AIM OF THE EXERCISE –
Below are some records; give them all again exactly, but not the pictures.
___ EXTRACTED ENTRIES
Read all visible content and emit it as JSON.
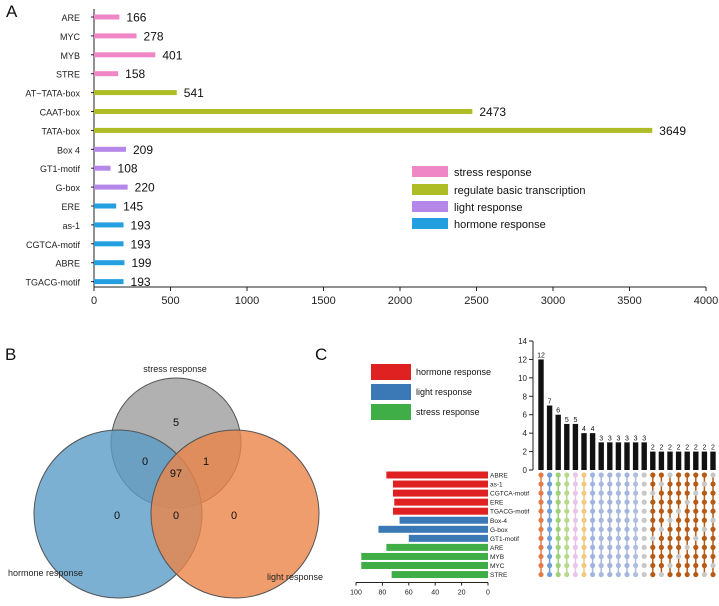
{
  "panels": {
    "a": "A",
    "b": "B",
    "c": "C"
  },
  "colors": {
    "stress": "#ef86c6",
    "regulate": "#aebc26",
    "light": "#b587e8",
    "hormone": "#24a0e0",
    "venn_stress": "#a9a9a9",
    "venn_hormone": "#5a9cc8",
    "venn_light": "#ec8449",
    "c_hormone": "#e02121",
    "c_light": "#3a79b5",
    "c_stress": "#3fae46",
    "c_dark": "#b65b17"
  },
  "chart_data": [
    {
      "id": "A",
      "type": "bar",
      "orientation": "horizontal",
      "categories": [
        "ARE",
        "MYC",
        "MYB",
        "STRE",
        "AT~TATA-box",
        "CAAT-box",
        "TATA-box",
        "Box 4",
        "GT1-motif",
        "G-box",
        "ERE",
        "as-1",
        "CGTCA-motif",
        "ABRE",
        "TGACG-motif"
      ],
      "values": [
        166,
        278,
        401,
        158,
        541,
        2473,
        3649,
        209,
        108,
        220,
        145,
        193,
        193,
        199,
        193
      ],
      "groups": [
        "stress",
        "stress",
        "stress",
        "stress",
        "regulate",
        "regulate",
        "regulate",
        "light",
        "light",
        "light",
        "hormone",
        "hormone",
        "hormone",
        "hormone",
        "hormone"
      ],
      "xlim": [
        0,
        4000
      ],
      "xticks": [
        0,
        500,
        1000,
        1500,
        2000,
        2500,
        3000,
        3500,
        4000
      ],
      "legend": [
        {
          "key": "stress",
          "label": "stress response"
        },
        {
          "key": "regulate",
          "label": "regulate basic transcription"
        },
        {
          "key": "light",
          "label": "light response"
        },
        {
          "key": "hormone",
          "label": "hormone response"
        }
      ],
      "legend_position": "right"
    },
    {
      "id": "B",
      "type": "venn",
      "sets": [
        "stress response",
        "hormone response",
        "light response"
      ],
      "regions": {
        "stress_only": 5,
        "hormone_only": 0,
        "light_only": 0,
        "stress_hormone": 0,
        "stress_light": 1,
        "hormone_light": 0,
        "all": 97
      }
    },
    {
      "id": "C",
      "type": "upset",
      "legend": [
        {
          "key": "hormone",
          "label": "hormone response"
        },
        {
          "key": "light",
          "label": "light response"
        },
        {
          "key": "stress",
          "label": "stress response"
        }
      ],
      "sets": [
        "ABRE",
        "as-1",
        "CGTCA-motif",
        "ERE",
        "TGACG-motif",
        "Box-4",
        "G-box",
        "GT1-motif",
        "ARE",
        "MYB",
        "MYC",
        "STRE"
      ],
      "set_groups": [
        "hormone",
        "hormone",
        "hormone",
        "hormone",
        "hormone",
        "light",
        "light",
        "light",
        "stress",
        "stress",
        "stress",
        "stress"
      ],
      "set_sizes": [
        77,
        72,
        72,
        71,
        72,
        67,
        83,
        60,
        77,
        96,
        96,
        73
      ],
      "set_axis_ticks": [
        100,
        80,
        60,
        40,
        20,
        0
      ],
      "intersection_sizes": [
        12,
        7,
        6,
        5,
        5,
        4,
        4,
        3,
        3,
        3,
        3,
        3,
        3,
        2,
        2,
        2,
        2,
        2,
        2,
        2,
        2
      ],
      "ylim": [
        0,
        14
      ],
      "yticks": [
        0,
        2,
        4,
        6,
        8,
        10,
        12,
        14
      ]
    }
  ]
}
______
ANSWER TO THE EXERCISE –
Read all visible content and emit it as JSON.
{
  "panels": {
    "a": "A",
    "b": "B",
    "c": "C"
  },
  "colors": {
    "stress": "#ef86c6",
    "regulate": "#aebc26",
    "light": "#b587e8",
    "hormone": "#24a0e0",
    "venn_stress": "#a9a9a9",
    "venn_hormone": "#5a9cc8",
    "venn_light": "#ec8449",
    "c_hormone": "#e02121",
    "c_light": "#3a79b5",
    "c_stress": "#3fae46",
    "c_dark": "#b65b17"
  },
  "chart_data": [
    {
      "id": "A",
      "type": "bar",
      "orientation": "horizontal",
      "categories": [
        "ARE",
        "MYC",
        "MYB",
        "STRE",
        "AT~TATA-box",
        "CAAT-box",
        "TATA-box",
        "Box 4",
        "GT1-motif",
        "G-box",
        "ERE",
        "as-1",
        "CGTCA-motif",
        "ABRE",
        "TGACG-motif"
      ],
      "values": [
        166,
        278,
        401,
        158,
        541,
        2473,
        3649,
        209,
        108,
        220,
        145,
        193,
        193,
        199,
        193
      ],
      "groups": [
        "stress",
        "stress",
        "stress",
        "stress",
        "regulate",
        "regulate",
        "regulate",
        "light",
        "light",
        "light",
        "hormone",
        "hormone",
        "hormone",
        "hormone",
        "hormone"
      ],
      "xlim": [
        0,
        4000
      ],
      "xticks": [
        0,
        500,
        1000,
        1500,
        2000,
        2500,
        3000,
        3500,
        4000
      ],
      "legend": [
        {
          "key": "stress",
          "label": "stress response"
        },
        {
          "key": "regulate",
          "label": "regulate basic transcription"
        },
        {
          "key": "light",
          "label": "light response"
        },
        {
          "key": "hormone",
          "label": "hormone response"
        }
      ],
      "legend_position": "right"
    },
    {
      "id": "B",
      "type": "venn",
      "sets": [
        "stress response",
        "hormone response",
        "light response"
      ],
      "regions": {
        "stress_only": 5,
        "hormone_only": 0,
        "light_only": 0,
        "stress_hormone": 0,
        "stress_light": 1,
        "hormone_light": 0,
        "all": 97
      }
    },
    {
      "id": "C",
      "type": "upset",
      "legend": [
        {
          "key": "hormone",
          "label": "hormone response"
        },
        {
          "key": "light",
          "label": "light response"
        },
        {
          "key": "stress",
          "label": "stress response"
        }
      ],
      "sets": [
        "ABRE",
        "as-1",
        "CGTCA-motif",
        "ERE",
        "TGACG-motif",
        "Box-4",
        "G-box",
        "GT1-motif",
        "ARE",
        "MYB",
        "MYC",
        "STRE"
      ],
      "set_groups": [
        "hormone",
        "hormone",
        "hormone",
        "hormone",
        "hormone",
        "light",
        "light",
        "light",
        "stress",
        "stress",
        "stress",
        "stress"
      ],
      "set_sizes": [
        77,
        72,
        72,
        71,
        72,
        67,
        83,
        60,
        77,
        96,
        96,
        73
      ],
      "set_axis_ticks": [
        100,
        80,
        60,
        40,
        20,
        0
      ],
      "intersection_sizes": [
        12,
        7,
        6,
        5,
        5,
        4,
        4,
        3,
        3,
        3,
        3,
        3,
        3,
        2,
        2,
        2,
        2,
        2,
        2,
        2,
        2
      ],
      "ylim": [
        0,
        14
      ],
      "yticks": [
        0,
        2,
        4,
        6,
        8,
        10,
        12,
        14
      ]
    }
  ]
}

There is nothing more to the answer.